▶ _Exercise requirements_:
Give the number of lines in the data that contain "Importing", and nothing more.

▶ _Material provided_:

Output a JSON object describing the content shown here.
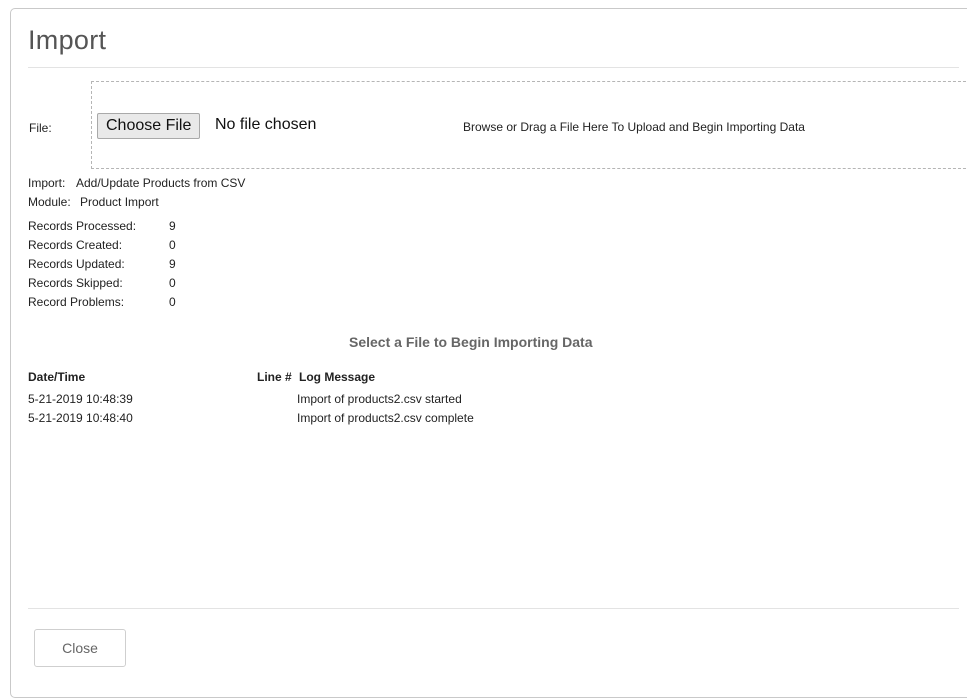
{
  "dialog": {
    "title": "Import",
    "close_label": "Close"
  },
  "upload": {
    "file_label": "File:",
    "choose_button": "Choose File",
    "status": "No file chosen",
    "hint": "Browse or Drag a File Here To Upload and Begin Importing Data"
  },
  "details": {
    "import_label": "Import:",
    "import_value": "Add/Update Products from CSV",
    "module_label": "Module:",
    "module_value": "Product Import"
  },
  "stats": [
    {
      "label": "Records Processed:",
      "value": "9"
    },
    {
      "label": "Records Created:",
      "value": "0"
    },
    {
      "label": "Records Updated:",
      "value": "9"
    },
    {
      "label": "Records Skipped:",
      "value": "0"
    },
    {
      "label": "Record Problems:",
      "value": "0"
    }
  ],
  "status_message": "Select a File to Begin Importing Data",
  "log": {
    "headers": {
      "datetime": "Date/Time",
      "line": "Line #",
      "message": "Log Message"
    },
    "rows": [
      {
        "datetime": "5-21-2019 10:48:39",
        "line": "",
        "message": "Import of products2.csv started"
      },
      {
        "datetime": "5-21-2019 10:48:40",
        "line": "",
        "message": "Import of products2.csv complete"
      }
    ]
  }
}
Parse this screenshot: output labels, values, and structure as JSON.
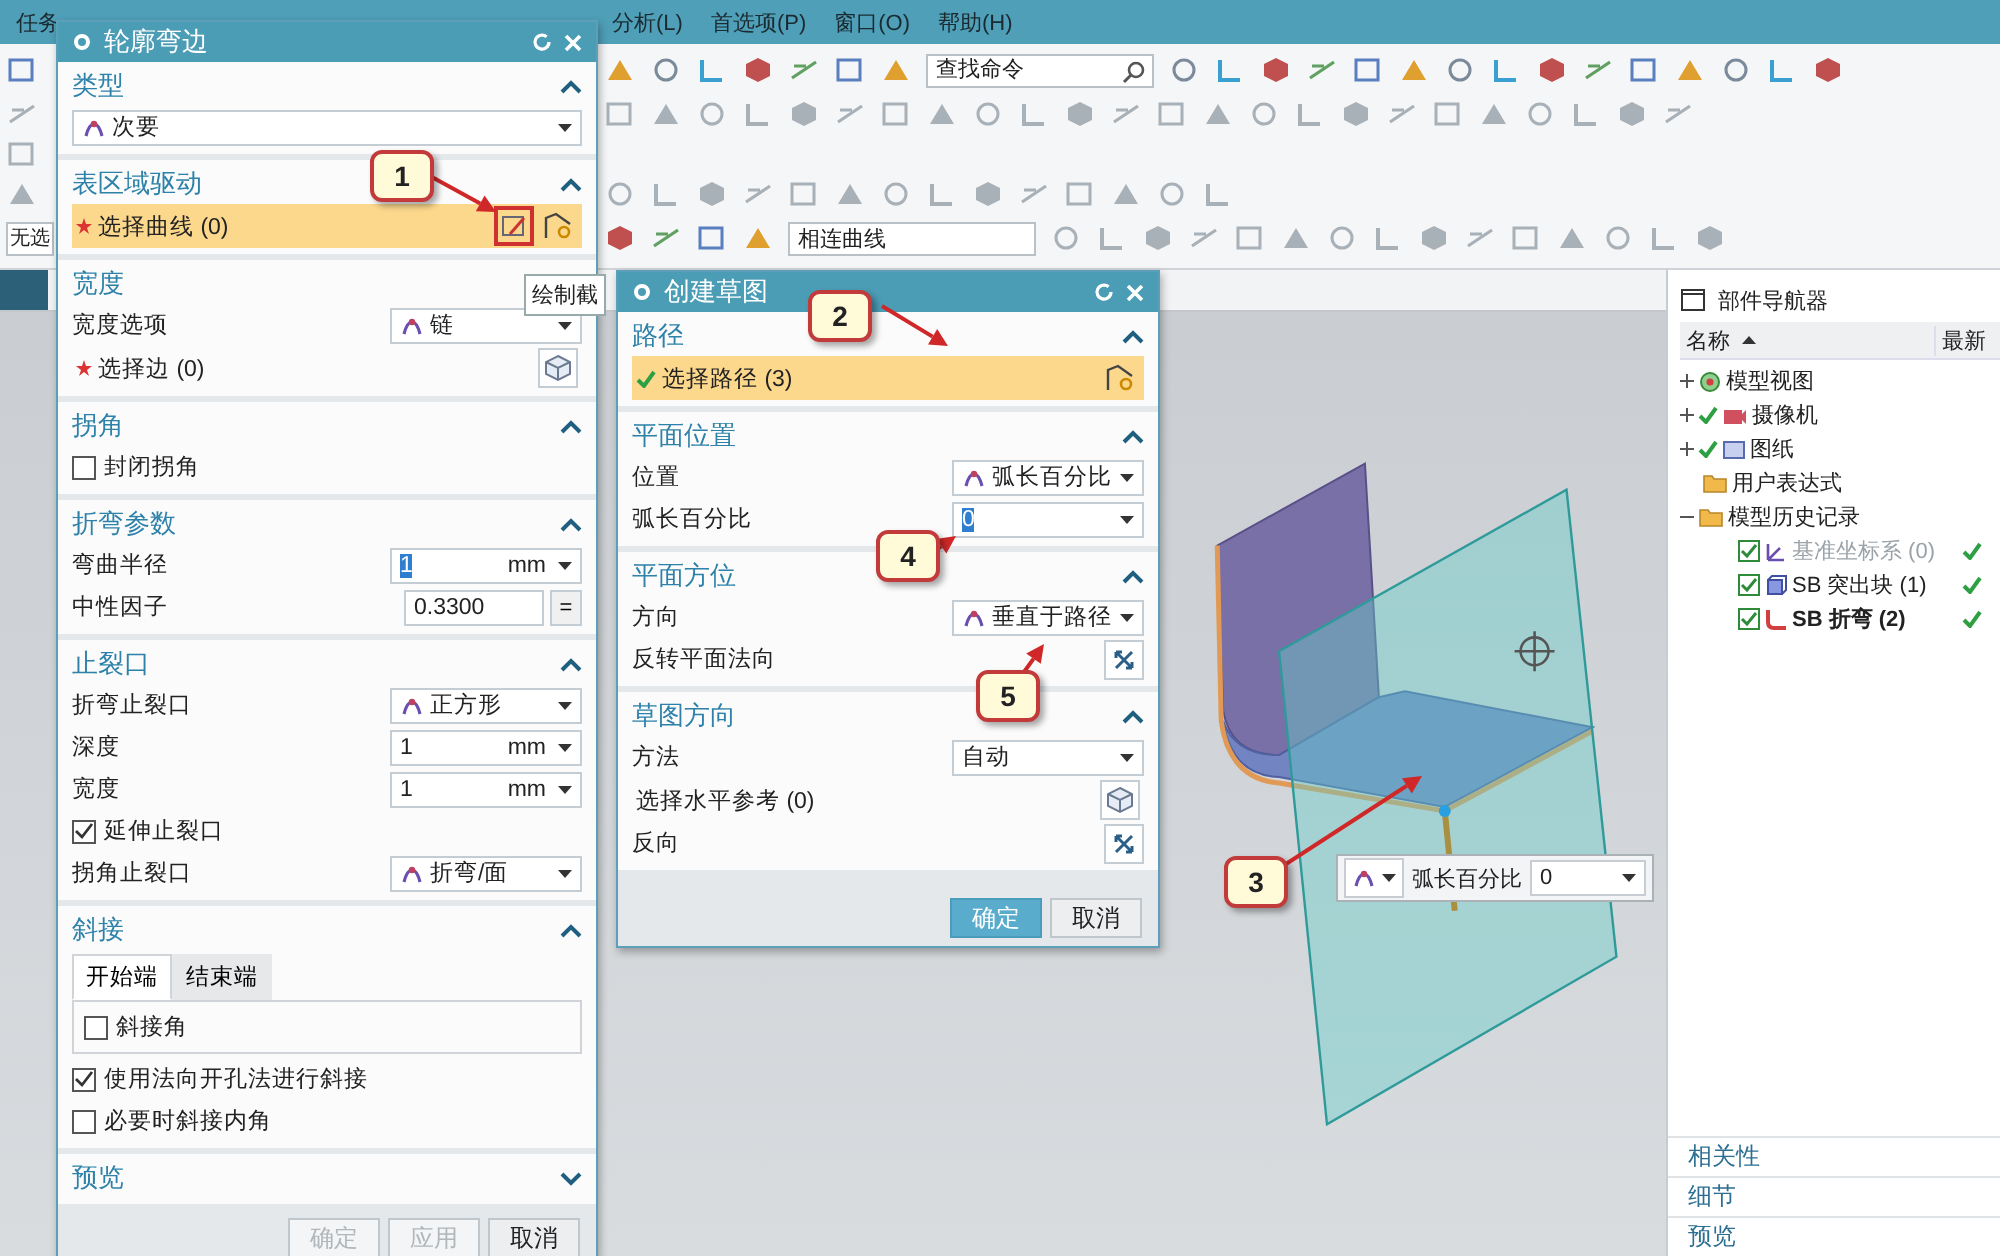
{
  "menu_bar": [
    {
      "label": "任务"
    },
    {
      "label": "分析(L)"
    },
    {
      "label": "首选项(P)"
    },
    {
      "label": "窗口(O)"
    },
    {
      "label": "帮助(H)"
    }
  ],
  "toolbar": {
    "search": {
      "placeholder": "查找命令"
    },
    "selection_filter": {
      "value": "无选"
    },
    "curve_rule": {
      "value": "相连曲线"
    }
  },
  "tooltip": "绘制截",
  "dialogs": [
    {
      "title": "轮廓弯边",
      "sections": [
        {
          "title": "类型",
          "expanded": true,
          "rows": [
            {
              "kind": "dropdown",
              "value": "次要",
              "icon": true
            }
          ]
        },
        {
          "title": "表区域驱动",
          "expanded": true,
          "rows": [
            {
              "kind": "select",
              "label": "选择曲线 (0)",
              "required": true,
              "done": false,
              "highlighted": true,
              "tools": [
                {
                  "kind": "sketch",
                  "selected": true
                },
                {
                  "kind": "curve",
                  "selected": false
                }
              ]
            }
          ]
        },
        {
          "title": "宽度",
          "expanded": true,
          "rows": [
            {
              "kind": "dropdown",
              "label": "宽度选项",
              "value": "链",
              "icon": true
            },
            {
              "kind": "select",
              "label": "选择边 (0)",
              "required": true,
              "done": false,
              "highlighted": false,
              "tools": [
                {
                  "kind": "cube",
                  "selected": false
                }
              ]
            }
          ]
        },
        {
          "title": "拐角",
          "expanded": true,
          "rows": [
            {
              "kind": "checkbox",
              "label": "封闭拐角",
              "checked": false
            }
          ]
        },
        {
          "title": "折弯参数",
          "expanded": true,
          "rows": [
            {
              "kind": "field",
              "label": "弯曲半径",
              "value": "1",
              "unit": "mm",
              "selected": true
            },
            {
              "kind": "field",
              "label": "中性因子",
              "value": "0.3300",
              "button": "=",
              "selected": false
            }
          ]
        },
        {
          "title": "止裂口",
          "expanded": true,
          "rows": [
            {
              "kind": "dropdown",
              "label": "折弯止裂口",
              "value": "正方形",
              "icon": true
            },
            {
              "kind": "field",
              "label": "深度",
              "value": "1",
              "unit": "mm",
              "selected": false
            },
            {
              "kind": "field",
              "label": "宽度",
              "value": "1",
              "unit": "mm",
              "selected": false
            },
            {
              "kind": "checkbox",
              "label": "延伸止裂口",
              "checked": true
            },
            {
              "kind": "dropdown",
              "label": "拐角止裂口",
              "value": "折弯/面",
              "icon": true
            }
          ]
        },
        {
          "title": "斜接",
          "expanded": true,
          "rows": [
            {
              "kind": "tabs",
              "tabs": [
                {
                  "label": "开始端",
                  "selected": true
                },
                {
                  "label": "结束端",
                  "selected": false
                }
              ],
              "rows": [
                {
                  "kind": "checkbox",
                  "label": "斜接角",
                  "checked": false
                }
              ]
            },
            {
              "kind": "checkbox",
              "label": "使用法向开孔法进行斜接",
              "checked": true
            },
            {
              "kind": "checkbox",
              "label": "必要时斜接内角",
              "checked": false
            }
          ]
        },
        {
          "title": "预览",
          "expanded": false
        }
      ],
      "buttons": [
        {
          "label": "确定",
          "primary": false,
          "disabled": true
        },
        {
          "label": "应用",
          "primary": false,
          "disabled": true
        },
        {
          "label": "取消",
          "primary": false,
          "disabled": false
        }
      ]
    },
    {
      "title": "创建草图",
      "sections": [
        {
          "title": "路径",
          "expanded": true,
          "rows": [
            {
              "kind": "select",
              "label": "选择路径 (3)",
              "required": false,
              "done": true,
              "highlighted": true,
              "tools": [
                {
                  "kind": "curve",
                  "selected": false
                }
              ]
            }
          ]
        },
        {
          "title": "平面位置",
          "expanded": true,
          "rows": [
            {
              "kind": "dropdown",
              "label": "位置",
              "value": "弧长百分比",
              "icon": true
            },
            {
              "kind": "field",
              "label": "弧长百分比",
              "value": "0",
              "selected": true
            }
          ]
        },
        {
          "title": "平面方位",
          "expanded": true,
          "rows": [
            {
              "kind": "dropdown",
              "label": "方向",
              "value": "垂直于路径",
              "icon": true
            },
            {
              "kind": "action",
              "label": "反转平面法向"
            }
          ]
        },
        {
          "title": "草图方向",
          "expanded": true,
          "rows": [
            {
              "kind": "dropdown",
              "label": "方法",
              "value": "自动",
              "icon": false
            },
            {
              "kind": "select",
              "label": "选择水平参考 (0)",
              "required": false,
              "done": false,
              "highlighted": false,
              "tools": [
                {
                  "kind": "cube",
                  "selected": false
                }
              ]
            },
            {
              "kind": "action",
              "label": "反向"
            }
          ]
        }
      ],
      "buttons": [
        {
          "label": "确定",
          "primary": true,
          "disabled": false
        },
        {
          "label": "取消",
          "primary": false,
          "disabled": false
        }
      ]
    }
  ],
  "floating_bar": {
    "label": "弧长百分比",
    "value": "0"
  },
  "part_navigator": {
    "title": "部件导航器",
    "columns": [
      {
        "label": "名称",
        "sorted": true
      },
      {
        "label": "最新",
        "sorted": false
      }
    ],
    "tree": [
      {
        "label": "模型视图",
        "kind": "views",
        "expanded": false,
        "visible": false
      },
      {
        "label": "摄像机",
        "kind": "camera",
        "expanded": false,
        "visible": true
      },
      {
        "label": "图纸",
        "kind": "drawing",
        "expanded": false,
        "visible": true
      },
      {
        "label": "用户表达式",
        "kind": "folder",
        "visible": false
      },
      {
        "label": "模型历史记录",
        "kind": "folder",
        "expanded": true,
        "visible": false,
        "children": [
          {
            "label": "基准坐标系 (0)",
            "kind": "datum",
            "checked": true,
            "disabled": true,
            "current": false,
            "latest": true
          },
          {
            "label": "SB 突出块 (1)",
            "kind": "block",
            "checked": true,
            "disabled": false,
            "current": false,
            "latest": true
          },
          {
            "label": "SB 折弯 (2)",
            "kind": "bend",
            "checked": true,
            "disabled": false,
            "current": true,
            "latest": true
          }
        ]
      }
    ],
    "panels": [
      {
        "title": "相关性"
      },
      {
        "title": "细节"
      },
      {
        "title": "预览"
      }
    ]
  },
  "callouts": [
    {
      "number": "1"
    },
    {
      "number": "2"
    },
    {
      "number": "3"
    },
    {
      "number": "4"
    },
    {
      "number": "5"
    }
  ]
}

▶ _Exercise response_:
2